◆ **REQUIRED TASK**
Transcribe the listing verbatim. Do not carry over any pictures.

◆ **DATASET RECORDS**
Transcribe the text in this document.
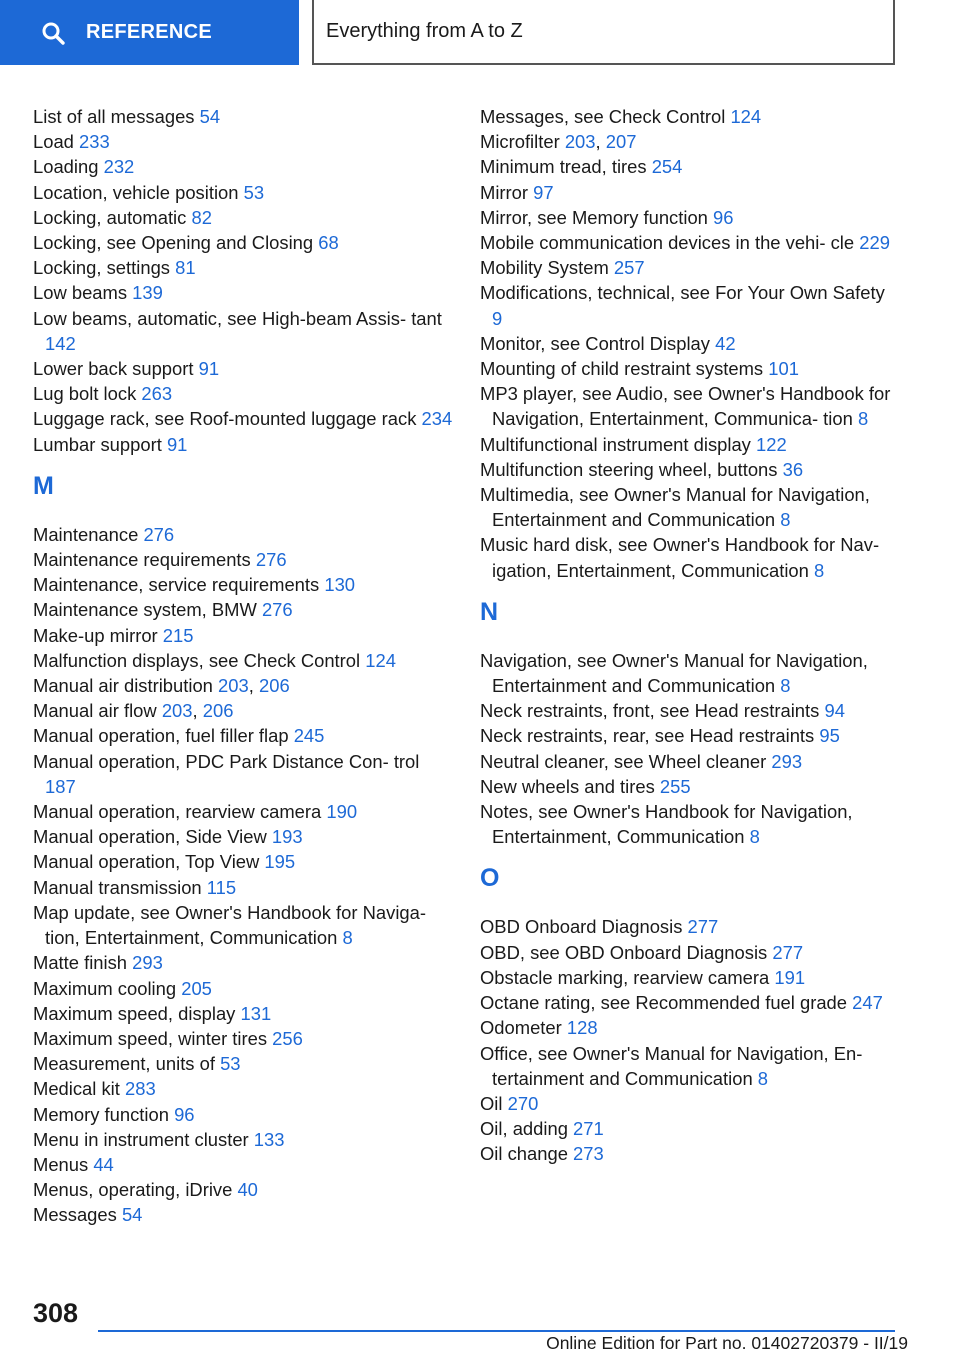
REFERENCE	Everything from A to Z
List of all messages 54
Load 233
Loading 232
Location, vehicle position 53
Locking, automatic 82
Locking, see Opening and Closing 68
Locking, settings 81
Low beams 139
Low beams, automatic, see High-beam Assis- tant 142
Lower back support 91
Lug bolt lock 263
Luggage rack, see Roof-mounted luggage rack 234
Lumbar support 91
M
Maintenance 276
Maintenance requirements 276
Maintenance, service requirements 130
Maintenance system, BMW 276
Make-up mirror 215
Malfunction displays, see Check Control 124
Manual air distribution 203, 206
Manual air flow 203, 206
Manual operation, fuel filler flap 245
Manual operation, PDC Park Distance Con- trol 187
Manual operation, rearview camera 190
Manual operation, Side View 193
Manual operation, Top View 195
Manual transmission 115
Map update, see Owner's Handbook for Naviga- tion, Entertainment, Communication 8
Matte finish 293
Maximum cooling 205
Maximum speed, display 131
Maximum speed, winter tires 256
Measurement, units of 53
Medical kit 283
Memory function 96
Menu in instrument cluster 133
Menus 44
Menus, operating, iDrive 40
Messages 54
Messages, see Check Control 124
Microfilter 203, 207
Minimum tread, tires 254
Mirror 97
Mirror, see Memory function 96
Mobile communication devices in the vehi- cle 229
Mobility System 257
Modifications, technical, see For Your Own Safety 9
Monitor, see Control Display 42
Mounting of child restraint systems 101
MP3 player, see Audio, see Owner's Handbook for Navigation, Entertainment, Communica- tion 8
Multifunctional instrument display 122
Multifunction steering wheel, buttons 36
Multimedia, see Owner's Manual for Navigation, Entertainment and Communication 8
Music hard disk, see Owner's Handbook for Nav- igation, Entertainment, Communication 8
N
Navigation, see Owner's Manual for Navigation, Entertainment and Communication 8
Neck restraints, front, see Head restraints 94
Neck restraints, rear, see Head restraints 95
Neutral cleaner, see Wheel cleaner 293
New wheels and tires 255
Notes, see Owner's Handbook for Navigation, Entertainment, Communication 8
O
OBD Onboard Diagnosis 277
OBD, see OBD Onboard Diagnosis 277
Obstacle marking, rearview camera 191
Octane rating, see Recommended fuel grade 247
Odometer 128
Office, see Owner's Manual for Navigation, En- tertainment and Communication 8
Oil 270
Oil, adding 271
Oil change 273
308
Online Edition for Part no. 01402720379 - II/19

◆ **WRITTEN RESPONSE**
Transcribe the text in this document.
REFERENCE	Everything from A to Z
List of all messages 54
Load 233
Loading 232
Location, vehicle position 53
Locking, automatic 82
Locking, see Opening and Closing 68
Locking, settings 81
Low beams 139
Low beams, automatic, see High-beam Assis- tant 142
Lower back support 91
Lug bolt lock 263
Luggage rack, see Roof-mounted luggage rack 234
Lumbar support 91
M
Maintenance 276
Maintenance requirements 276
Maintenance, service requirements 130
Maintenance system, BMW 276
Make-up mirror 215
Malfunction displays, see Check Control 124
Manual air distribution 203, 206
Manual air flow 203, 206
Manual operation, fuel filler flap 245
Manual operation, PDC Park Distance Con- trol 187
Manual operation, rearview camera 190
Manual operation, Side View 193
Manual operation, Top View 195
Manual transmission 115
Map update, see Owner's Handbook for Naviga- tion, Entertainment, Communication 8
Matte finish 293
Maximum cooling 205
Maximum speed, display 131
Maximum speed, winter tires 256
Measurement, units of 53
Medical kit 283
Memory function 96
Menu in instrument cluster 133
Menus 44
Menus, operating, iDrive 40
Messages 54
Messages, see Check Control 124
Microfilter 203, 207
Minimum tread, tires 254
Mirror 97
Mirror, see Memory function 96
Mobile communication devices in the vehi- cle 229
Mobility System 257
Modifications, technical, see For Your Own Safety 9
Monitor, see Control Display 42
Mounting of child restraint systems 101
MP3 player, see Audio, see Owner's Handbook for Navigation, Entertainment, Communica- tion 8
Multifunctional instrument display 122
Multifunction steering wheel, buttons 36
Multimedia, see Owner's Manual for Navigation, Entertainment and Communication 8
Music hard disk, see Owner's Handbook for Nav- igation, Entertainment, Communication 8
N
Navigation, see Owner's Manual for Navigation, Entertainment and Communication 8
Neck restraints, front, see Head restraints 94
Neck restraints, rear, see Head restraints 95
Neutral cleaner, see Wheel cleaner 293
New wheels and tires 255
Notes, see Owner's Handbook for Navigation, Entertainment, Communication 8
O
OBD Onboard Diagnosis 277
OBD, see OBD Onboard Diagnosis 277
Obstacle marking, rearview camera 191
Octane rating, see Recommended fuel grade 247
Odometer 128
Office, see Owner's Manual for Navigation, En- tertainment and Communication 8
Oil 270
Oil, adding 271
Oil change 273
308
Online Edition for Part no. 01402720379 - II/19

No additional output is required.